:: Provided records ::

┄┄┄┄┄┄┄┄┄┄

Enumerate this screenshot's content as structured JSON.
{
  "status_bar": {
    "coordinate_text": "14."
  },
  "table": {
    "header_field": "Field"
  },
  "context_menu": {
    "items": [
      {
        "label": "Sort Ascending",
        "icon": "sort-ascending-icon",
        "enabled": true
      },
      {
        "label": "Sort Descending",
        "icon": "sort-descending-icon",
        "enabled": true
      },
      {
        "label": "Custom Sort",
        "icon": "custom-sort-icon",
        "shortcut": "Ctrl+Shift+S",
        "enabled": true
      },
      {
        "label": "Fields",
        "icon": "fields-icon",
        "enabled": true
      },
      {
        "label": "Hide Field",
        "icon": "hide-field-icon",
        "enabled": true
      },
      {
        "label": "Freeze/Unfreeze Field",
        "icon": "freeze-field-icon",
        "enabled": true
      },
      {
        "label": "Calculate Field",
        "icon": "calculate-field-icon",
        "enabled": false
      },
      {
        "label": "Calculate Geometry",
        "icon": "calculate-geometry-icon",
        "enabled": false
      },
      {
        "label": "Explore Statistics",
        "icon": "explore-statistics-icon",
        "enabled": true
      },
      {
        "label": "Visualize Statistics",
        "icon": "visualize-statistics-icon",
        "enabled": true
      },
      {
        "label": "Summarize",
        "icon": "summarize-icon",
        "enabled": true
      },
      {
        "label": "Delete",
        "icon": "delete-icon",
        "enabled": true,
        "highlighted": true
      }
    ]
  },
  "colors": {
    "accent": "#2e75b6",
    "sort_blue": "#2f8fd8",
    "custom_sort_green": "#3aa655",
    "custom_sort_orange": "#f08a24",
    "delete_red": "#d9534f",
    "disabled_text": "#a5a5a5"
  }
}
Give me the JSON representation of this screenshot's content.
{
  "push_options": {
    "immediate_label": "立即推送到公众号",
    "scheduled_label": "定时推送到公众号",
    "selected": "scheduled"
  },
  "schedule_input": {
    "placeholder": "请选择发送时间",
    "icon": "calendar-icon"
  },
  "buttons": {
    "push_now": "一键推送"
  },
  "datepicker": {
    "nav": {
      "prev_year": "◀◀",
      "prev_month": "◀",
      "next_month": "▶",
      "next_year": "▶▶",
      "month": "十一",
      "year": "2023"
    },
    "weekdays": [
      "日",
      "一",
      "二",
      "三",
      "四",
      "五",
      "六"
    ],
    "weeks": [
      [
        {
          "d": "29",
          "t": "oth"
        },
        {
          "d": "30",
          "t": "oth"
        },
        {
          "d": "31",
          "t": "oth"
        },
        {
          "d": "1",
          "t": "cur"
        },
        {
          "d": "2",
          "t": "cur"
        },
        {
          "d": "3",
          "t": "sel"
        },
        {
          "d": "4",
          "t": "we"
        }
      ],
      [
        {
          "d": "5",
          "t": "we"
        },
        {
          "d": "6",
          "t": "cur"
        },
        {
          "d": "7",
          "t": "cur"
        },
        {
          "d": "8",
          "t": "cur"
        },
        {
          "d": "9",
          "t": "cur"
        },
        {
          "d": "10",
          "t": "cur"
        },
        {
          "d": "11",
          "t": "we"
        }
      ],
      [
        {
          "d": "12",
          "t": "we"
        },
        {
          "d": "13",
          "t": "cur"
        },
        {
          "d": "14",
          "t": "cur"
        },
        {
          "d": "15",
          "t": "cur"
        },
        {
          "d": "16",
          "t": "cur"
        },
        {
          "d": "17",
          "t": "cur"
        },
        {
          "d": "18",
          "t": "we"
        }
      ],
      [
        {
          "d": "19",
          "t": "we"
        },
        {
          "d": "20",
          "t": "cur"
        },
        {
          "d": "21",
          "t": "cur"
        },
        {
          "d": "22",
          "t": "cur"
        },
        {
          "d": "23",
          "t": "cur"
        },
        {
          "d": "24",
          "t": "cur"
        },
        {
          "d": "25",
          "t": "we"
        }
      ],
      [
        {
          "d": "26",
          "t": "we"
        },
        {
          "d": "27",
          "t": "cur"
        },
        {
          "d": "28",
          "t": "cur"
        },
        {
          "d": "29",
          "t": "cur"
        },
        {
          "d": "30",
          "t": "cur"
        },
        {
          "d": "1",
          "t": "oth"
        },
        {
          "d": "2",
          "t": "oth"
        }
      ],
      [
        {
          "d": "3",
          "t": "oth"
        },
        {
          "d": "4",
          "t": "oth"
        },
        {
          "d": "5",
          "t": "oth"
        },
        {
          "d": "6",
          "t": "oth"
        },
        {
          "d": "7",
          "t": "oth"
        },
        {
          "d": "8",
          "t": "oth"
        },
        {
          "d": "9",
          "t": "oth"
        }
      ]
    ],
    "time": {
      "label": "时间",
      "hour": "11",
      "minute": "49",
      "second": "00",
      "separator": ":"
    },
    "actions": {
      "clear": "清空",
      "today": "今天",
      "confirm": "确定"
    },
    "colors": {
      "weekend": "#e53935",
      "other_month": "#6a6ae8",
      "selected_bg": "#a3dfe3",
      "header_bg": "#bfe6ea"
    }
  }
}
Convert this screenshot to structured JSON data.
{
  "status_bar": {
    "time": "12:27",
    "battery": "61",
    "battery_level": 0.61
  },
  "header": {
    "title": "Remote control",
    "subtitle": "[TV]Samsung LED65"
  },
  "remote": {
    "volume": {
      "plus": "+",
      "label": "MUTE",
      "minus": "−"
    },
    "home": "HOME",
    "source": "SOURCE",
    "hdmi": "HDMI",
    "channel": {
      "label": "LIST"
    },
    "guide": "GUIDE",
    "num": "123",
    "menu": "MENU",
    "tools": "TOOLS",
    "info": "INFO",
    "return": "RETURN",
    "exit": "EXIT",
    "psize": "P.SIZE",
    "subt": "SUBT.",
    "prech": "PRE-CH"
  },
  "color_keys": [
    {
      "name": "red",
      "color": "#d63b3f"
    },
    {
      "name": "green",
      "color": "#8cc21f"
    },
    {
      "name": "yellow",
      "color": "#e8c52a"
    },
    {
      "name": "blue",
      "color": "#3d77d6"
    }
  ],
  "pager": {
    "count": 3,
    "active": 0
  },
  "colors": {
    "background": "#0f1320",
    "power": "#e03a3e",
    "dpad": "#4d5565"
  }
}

┄┄┄┄┄┄┄┄┄┄

:: Directions for this task ::
Your task is to quote all of the data word for word.

:: Exercise response ::
Enumerate this screenshot's content as structured JSON.
{
  "status_bar": {
    "coordinate_text": "14."
  },
  "table": {
    "header_field": "Field"
  },
  "context_menu": {
    "items": [
      {
        "label": "Sort Ascending",
        "icon": "sort-ascending-icon",
        "enabled": true
      },
      {
        "label": "Sort Descending",
        "icon": "sort-descending-icon",
        "enabled": true
      },
      {
        "label": "Custom Sort",
        "icon": "custom-sort-icon",
        "shortcut": "Ctrl+Shift+S",
        "enabled": true
      },
      {
        "label": "Fields",
        "icon": "fields-icon",
        "enabled": true
      },
      {
        "label": "Hide Field",
        "icon": "hide-field-icon",
        "enabled": true
      },
      {
        "label": "Freeze/Unfreeze Field",
        "icon": "freeze-field-icon",
        "enabled": true
      },
      {
        "label": "Calculate Field",
        "icon": "calculate-field-icon",
        "enabled": false
      },
      {
        "label": "Calculate Geometry",
        "icon": "calculate-geometry-icon",
        "enabled": false
      },
      {
        "label": "Explore Statistics",
        "icon": "explore-statistics-icon",
        "enabled": true
      },
      {
        "label": "Visualize Statistics",
        "icon": "visualize-statistics-icon",
        "enabled": true
      },
      {
        "label": "Summarize",
        "icon": "summarize-icon",
        "enabled": true
      },
      {
        "label": "Delete",
        "icon": "delete-icon",
        "enabled": true,
        "highlighted": true
      }
    ]
  },
  "colors": {
    "accent": "#2e75b6",
    "sort_blue": "#2f8fd8",
    "custom_sort_green": "#3aa655",
    "custom_sort_orange": "#f08a24",
    "delete_red": "#d9534f",
    "disabled_text": "#a5a5a5"
  }
}
Give me the JSON representation of this screenshot's content.
{
  "push_options": {
    "immediate_label": "立即推送到公众号",
    "scheduled_label": "定时推送到公众号",
    "selected": "scheduled"
  },
  "schedule_input": {
    "placeholder": "请选择发送时间",
    "icon": "calendar-icon"
  },
  "buttons": {
    "push_now": "一键推送"
  },
  "datepicker": {
    "nav": {
      "prev_year": "◀◀",
      "prev_month": "◀",
      "next_month": "▶",
      "next_year": "▶▶",
      "month": "十一",
      "year": "2023"
    },
    "weekdays": [
      "日",
      "一",
      "二",
      "三",
      "四",
      "五",
      "六"
    ],
    "weeks": [
      [
        {
          "d": "29",
          "t": "oth"
        },
        {
          "d": "30",
          "t": "oth"
        },
        {
          "d": "31",
          "t": "oth"
        },
        {
          "d": "1",
          "t": "cur"
        },
        {
          "d": "2",
          "t": "cur"
        },
        {
          "d": "3",
          "t": "sel"
        },
        {
          "d": "4",
          "t": "we"
        }
      ],
      [
        {
          "d": "5",
          "t": "we"
        },
        {
          "d": "6",
          "t": "cur"
        },
        {
          "d": "7",
          "t": "cur"
        },
        {
          "d": "8",
          "t": "cur"
        },
        {
          "d": "9",
          "t": "cur"
        },
        {
          "d": "10",
          "t": "cur"
        },
        {
          "d": "11",
          "t": "we"
        }
      ],
      [
        {
          "d": "12",
          "t": "we"
        },
        {
          "d": "13",
          "t": "cur"
        },
        {
          "d": "14",
          "t": "cur"
        },
        {
          "d": "15",
          "t": "cur"
        },
        {
          "d": "16",
          "t": "cur"
        },
        {
          "d": "17",
          "t": "cur"
        },
        {
          "d": "18",
          "t": "we"
        }
      ],
      [
        {
          "d": "19",
          "t": "we"
        },
        {
          "d": "20",
          "t": "cur"
        },
        {
          "d": "21",
          "t": "cur"
        },
        {
          "d": "22",
          "t": "cur"
        },
        {
          "d": "23",
          "t": "cur"
        },
        {
          "d": "24",
          "t": "cur"
        },
        {
          "d": "25",
          "t": "we"
        }
      ],
      [
        {
          "d": "26",
          "t": "we"
        },
        {
          "d": "27",
          "t": "cur"
        },
        {
          "d": "28",
          "t": "cur"
        },
        {
          "d": "29",
          "t": "cur"
        },
        {
          "d": "30",
          "t": "cur"
        },
        {
          "d": "1",
          "t": "oth"
        },
        {
          "d": "2",
          "t": "oth"
        }
      ],
      [
        {
          "d": "3",
          "t": "oth"
        },
        {
          "d": "4",
          "t": "oth"
        },
        {
          "d": "5",
          "t": "oth"
        },
        {
          "d": "6",
          "t": "oth"
        },
        {
          "d": "7",
          "t": "oth"
        },
        {
          "d": "8",
          "t": "oth"
        },
        {
          "d": "9",
          "t": "oth"
        }
      ]
    ],
    "time": {
      "label": "时间",
      "hour": "11",
      "minute": "49",
      "second": "00",
      "separator": ":"
    },
    "actions": {
      "clear": "清空",
      "today": "今天",
      "confirm": "确定"
    },
    "colors": {
      "weekend": "#e53935",
      "other_month": "#6a6ae8",
      "selected_bg": "#a3dfe3",
      "header_bg": "#bfe6ea"
    }
  }
}
Convert this screenshot to structured JSON data.
{
  "status_bar": {
    "time": "12:27",
    "battery": "61",
    "battery_level": 0.61
  },
  "header": {
    "title": "Remote control",
    "subtitle": "[TV]Samsung LED65"
  },
  "remote": {
    "volume": {
      "plus": "+",
      "label": "MUTE",
      "minus": "−"
    },
    "home": "HOME",
    "source": "SOURCE",
    "hdmi": "HDMI",
    "channel": {
      "label": "LIST"
    },
    "guide": "GUIDE",
    "num": "123",
    "menu": "MENU",
    "tools": "TOOLS",
    "info": "INFO",
    "return": "RETURN",
    "exit": "EXIT",
    "psize": "P.SIZE",
    "subt": "SUBT.",
    "prech": "PRE-CH"
  },
  "color_keys": [
    {
      "name": "red",
      "color": "#d63b3f"
    },
    {
      "name": "green",
      "color": "#8cc21f"
    },
    {
      "name": "yellow",
      "color": "#e8c52a"
    },
    {
      "name": "blue",
      "color": "#3d77d6"
    }
  ],
  "pager": {
    "count": 3,
    "active": 0
  },
  "colors": {
    "background": "#0f1320",
    "power": "#e03a3e",
    "dpad": "#4d5565"
  }
}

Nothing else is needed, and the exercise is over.